**PROBLEM TO WORK ON**.
Give the number of lines containing "account" in this listing, with no other words.

*** SUPPLIED RECORDS

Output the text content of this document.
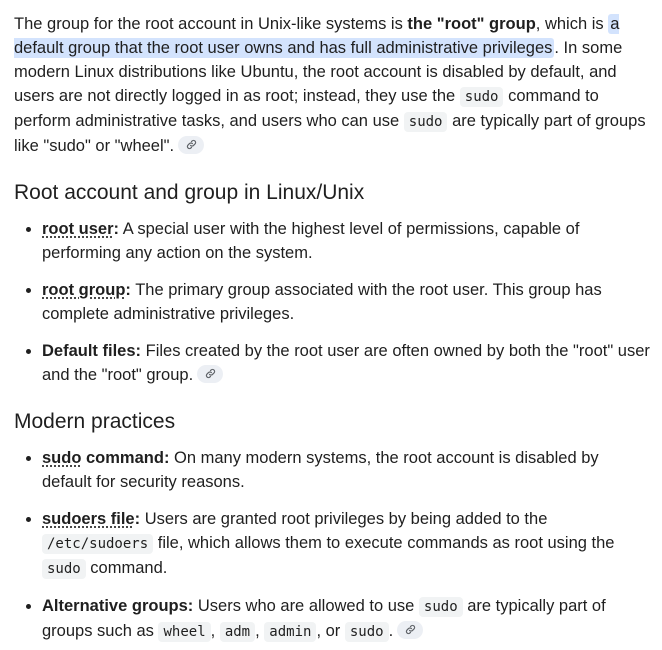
The group for the root account in Unix-like systems is the "root" group, which is a default group that the root user owns and has full administrative privileges . In some modern Linux distributions like Ubuntu, the root account is disabled by default, and users are not directly logged in as root; instead, they use the sudo command to perform administrative tasks, and users who can use sudo are typically part of groups like "sudo" or "wheel".

Root account and group in Linux/Unix
• root user: A special user with the highest level of permissions, capable of performing any action on the system.
• root group: The primary group associated with the root user. This group has complete administrative privileges.
• Default files: Files created by the root user are often owned by both the "root" user and the "root" group.
Modern practices
• sudo command: On many modern systems, the root account is disabled by default for security reasons.
• sudoers file: Users are granted root privileges by being added to the /etc/sudoers file, which allows them to execute commands as root using the sudo command.
• Alternative groups: Users who are allowed to use sudo are typically part of groups such as wheel , adm , admin , or sudo .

******

**ANSWER FOR THE TASK**.
3